▶ [PROVIDED RECORDS]
+--

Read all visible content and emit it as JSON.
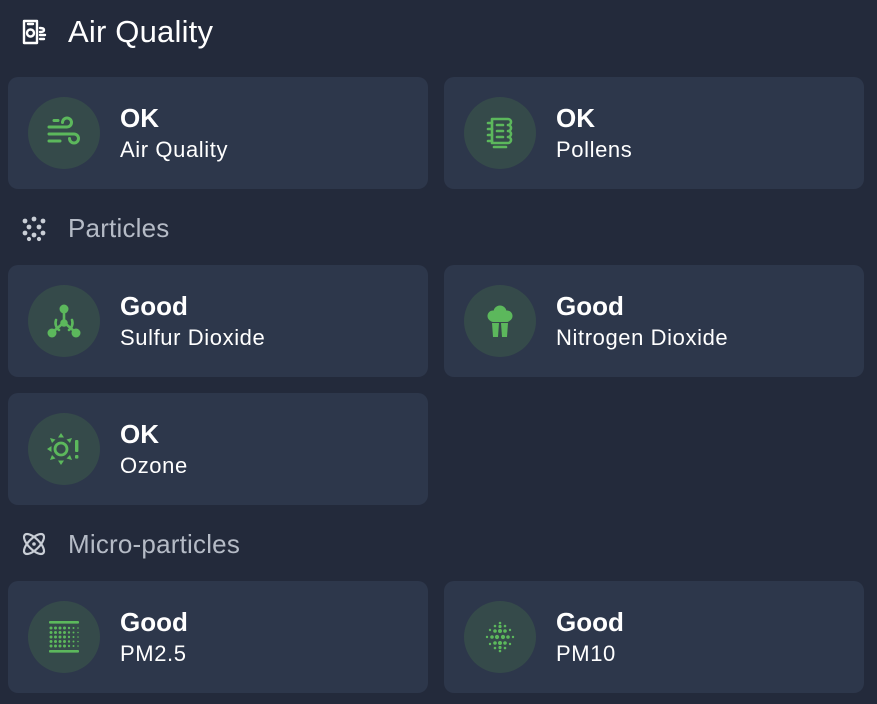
{
  "header": {
    "title": "Air Quality",
    "icon": "air-filter-icon"
  },
  "colors": {
    "background": "#232a3b",
    "card": "#2d374b",
    "icon_circle": "#354a4a",
    "icon_green": "#5cb85c",
    "section_text": "#b5bbc6"
  },
  "overview": {
    "cards": [
      {
        "state": "OK",
        "label": "Air Quality",
        "icon": "wind-icon"
      },
      {
        "state": "OK",
        "label": "Pollens",
        "icon": "pollen-icon"
      }
    ]
  },
  "particles": {
    "title": "Particles",
    "icon": "dots-icon",
    "cards": [
      {
        "state": "Good",
        "label": "Sulfur Dioxide",
        "icon": "molecule-icon"
      },
      {
        "state": "Good",
        "label": "Nitrogen Dioxide",
        "icon": "factory-smoke-icon"
      },
      {
        "state": "OK",
        "label": "Ozone",
        "icon": "sun-alert-icon"
      }
    ]
  },
  "micro_particles": {
    "title": "Micro-particles",
    "icon": "atom-icon",
    "cards": [
      {
        "state": "Good",
        "label": "PM2.5",
        "icon": "grid-dots-icon"
      },
      {
        "state": "Good",
        "label": "PM10",
        "icon": "sphere-dots-icon"
      }
    ]
  }
}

+--

▶ [TASK INSTRUCTIONS]
The records above must be printed exactly; the pictures stay out.

▶ [EXERCISE RESPONSE]
Read all visible content and emit it as JSON.
{
  "header": {
    "title": "Air Quality",
    "icon": "air-filter-icon"
  },
  "colors": {
    "background": "#232a3b",
    "card": "#2d374b",
    "icon_circle": "#354a4a",
    "icon_green": "#5cb85c",
    "section_text": "#b5bbc6"
  },
  "overview": {
    "cards": [
      {
        "state": "OK",
        "label": "Air Quality",
        "icon": "wind-icon"
      },
      {
        "state": "OK",
        "label": "Pollens",
        "icon": "pollen-icon"
      }
    ]
  },
  "particles": {
    "title": "Particles",
    "icon": "dots-icon",
    "cards": [
      {
        "state": "Good",
        "label": "Sulfur Dioxide",
        "icon": "molecule-icon"
      },
      {
        "state": "Good",
        "label": "Nitrogen Dioxide",
        "icon": "factory-smoke-icon"
      },
      {
        "state": "OK",
        "label": "Ozone",
        "icon": "sun-alert-icon"
      }
    ]
  },
  "micro_particles": {
    "title": "Micro-particles",
    "icon": "atom-icon",
    "cards": [
      {
        "state": "Good",
        "label": "PM2.5",
        "icon": "grid-dots-icon"
      },
      {
        "state": "Good",
        "label": "PM10",
        "icon": "sphere-dots-icon"
      }
    ]
  }
}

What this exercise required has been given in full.